### YOUR INSTRUCTIONS
Every line that contains the word "JSON" should be copied.

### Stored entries
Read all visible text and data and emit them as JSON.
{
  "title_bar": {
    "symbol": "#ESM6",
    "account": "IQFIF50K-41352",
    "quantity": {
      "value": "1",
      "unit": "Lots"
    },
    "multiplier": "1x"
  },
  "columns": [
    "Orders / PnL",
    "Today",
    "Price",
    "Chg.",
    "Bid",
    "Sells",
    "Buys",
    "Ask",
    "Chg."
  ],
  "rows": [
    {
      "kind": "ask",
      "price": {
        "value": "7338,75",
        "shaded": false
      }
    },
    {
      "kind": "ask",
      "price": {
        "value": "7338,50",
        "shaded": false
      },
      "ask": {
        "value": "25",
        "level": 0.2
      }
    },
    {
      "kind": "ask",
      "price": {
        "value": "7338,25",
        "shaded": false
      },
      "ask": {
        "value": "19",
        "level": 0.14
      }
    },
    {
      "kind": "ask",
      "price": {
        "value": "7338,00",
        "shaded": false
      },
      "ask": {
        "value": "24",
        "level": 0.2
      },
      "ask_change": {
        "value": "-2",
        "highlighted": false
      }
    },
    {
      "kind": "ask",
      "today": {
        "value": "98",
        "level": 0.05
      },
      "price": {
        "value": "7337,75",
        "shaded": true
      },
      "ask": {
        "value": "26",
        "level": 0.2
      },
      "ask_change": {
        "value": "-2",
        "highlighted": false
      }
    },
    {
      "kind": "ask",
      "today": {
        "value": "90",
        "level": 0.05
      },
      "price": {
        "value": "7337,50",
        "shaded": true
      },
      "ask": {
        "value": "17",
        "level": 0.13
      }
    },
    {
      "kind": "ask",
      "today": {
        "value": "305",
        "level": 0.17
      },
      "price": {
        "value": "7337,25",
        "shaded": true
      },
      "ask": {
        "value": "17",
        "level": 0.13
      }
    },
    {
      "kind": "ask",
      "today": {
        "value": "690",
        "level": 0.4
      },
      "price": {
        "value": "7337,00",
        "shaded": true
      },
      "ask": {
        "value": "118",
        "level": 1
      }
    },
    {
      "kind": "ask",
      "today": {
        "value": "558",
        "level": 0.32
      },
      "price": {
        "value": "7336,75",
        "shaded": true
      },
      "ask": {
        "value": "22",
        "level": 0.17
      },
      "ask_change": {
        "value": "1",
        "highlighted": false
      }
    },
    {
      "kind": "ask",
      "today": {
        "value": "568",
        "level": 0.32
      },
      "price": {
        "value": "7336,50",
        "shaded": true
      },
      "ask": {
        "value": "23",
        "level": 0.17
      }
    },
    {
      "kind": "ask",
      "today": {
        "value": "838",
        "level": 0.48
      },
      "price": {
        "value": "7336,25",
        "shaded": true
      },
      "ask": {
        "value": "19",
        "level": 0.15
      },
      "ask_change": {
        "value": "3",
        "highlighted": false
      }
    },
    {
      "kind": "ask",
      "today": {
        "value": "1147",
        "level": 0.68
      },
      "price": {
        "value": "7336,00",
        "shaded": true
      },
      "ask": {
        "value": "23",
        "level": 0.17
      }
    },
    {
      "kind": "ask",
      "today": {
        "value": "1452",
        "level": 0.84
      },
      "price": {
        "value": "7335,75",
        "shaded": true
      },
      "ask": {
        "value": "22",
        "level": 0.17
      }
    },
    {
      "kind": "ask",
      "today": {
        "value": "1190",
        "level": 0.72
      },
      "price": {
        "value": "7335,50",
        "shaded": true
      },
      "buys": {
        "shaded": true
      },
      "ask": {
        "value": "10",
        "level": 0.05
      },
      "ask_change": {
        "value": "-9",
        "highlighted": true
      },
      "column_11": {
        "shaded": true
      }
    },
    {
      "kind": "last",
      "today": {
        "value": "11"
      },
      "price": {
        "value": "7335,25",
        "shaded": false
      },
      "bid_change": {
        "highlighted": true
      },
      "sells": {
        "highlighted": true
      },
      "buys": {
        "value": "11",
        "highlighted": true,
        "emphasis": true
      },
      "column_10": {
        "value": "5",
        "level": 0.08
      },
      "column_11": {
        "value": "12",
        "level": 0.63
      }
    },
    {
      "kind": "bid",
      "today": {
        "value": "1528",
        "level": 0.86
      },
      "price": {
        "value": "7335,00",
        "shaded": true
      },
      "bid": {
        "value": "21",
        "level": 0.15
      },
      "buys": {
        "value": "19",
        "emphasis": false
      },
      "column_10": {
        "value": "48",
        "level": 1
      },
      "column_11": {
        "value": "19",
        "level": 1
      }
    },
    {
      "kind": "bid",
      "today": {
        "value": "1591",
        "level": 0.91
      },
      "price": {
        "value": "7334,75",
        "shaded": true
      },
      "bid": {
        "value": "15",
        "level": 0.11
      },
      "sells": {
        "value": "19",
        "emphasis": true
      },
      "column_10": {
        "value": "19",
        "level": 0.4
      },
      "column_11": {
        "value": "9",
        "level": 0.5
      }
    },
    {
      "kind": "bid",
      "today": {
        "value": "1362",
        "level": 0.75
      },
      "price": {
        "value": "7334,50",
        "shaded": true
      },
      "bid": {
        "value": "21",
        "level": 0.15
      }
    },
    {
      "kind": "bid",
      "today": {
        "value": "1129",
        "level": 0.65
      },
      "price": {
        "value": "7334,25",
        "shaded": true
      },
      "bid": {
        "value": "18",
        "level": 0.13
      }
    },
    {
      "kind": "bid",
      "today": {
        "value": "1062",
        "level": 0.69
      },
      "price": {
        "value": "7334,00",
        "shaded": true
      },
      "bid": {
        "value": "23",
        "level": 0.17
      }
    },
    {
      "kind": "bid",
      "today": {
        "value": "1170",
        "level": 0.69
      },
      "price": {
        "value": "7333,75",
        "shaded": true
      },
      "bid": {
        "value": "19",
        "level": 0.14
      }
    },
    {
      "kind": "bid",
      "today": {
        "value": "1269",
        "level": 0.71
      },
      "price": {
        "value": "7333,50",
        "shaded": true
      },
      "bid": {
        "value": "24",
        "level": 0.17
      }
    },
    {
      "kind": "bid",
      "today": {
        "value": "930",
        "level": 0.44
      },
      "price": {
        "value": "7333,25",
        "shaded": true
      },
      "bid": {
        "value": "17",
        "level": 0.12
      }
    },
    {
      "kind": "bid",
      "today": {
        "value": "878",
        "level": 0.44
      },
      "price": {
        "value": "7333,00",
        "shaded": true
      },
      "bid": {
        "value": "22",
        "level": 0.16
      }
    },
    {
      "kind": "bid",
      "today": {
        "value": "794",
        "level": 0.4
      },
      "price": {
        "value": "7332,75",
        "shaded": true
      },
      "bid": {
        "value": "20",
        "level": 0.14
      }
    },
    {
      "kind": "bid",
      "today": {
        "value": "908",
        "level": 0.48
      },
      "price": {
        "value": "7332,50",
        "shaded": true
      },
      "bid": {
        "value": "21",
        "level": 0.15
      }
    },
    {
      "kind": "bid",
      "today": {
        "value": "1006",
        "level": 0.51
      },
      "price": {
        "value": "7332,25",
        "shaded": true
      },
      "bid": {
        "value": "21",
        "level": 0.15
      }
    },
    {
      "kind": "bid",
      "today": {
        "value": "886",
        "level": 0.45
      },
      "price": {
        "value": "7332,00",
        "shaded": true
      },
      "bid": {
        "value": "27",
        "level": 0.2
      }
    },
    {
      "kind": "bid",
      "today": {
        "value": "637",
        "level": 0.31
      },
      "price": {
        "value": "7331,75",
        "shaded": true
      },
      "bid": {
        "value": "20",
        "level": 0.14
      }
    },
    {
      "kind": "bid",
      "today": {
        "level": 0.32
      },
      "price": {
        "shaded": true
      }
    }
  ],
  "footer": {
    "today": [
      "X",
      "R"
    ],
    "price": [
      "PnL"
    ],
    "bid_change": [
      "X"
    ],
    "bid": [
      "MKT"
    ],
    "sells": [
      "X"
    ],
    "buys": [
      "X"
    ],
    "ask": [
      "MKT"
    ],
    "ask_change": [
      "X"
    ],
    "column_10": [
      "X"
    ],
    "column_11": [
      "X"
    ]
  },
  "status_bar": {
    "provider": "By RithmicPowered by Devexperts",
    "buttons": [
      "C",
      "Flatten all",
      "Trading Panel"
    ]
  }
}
...
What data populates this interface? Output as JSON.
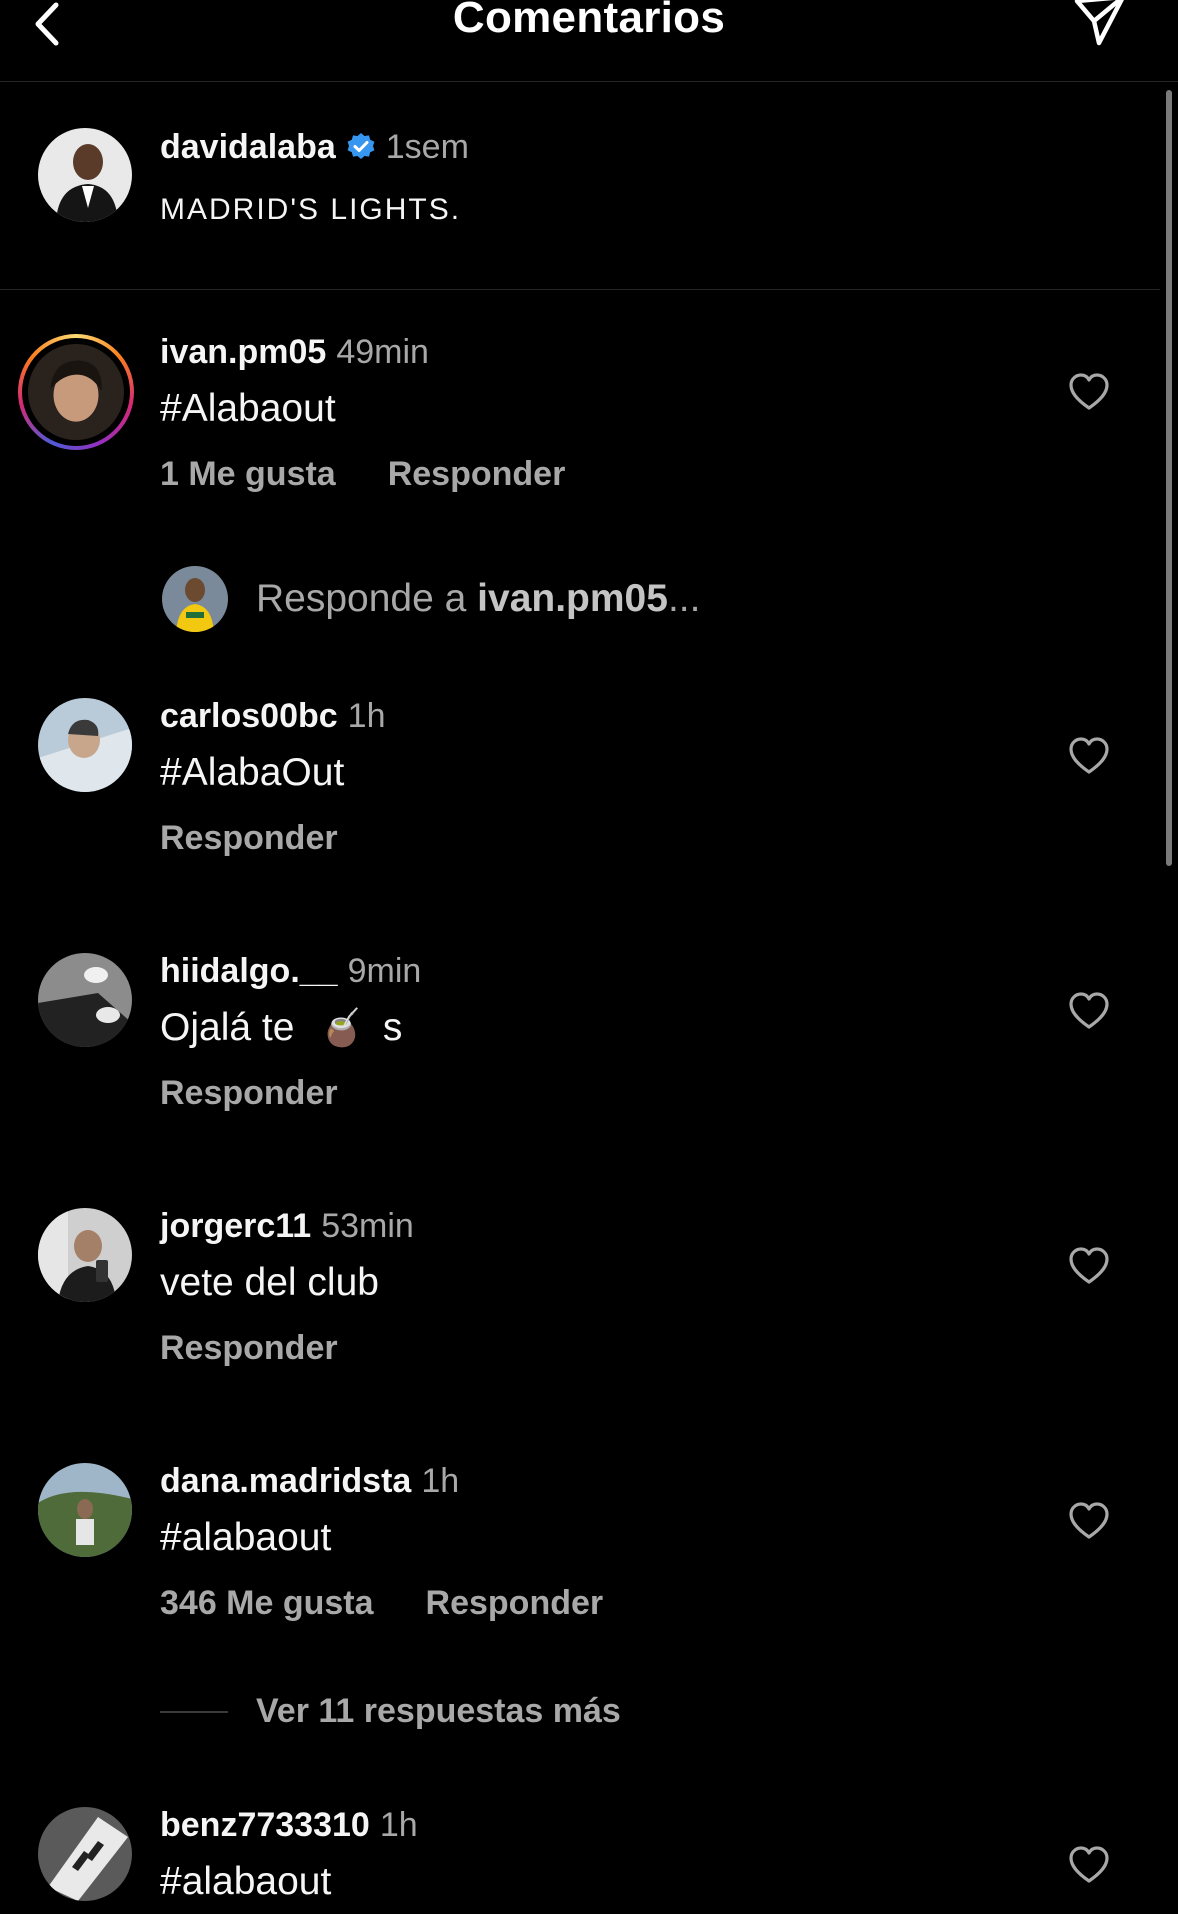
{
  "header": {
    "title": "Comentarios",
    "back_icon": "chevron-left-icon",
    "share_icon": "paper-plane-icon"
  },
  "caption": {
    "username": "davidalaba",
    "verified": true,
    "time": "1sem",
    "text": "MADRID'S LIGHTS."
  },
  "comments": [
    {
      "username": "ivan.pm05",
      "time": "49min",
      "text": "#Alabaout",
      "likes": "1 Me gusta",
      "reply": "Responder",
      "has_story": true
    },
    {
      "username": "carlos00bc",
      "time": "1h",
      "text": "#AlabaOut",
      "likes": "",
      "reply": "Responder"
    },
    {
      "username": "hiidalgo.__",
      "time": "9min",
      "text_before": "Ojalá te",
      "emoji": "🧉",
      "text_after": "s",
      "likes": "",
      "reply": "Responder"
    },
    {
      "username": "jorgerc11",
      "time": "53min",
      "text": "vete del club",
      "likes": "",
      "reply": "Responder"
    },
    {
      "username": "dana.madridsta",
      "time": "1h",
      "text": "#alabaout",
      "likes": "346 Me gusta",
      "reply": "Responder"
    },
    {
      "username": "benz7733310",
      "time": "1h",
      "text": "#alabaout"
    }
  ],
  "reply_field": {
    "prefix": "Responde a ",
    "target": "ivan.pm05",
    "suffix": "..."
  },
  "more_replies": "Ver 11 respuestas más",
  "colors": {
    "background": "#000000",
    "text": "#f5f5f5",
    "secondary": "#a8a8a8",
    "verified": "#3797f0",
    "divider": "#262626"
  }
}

### SOLUTION TO THE EXERCISE
Read all visible text and data and emit them as JSON.
What data populates this interface? Output as JSON.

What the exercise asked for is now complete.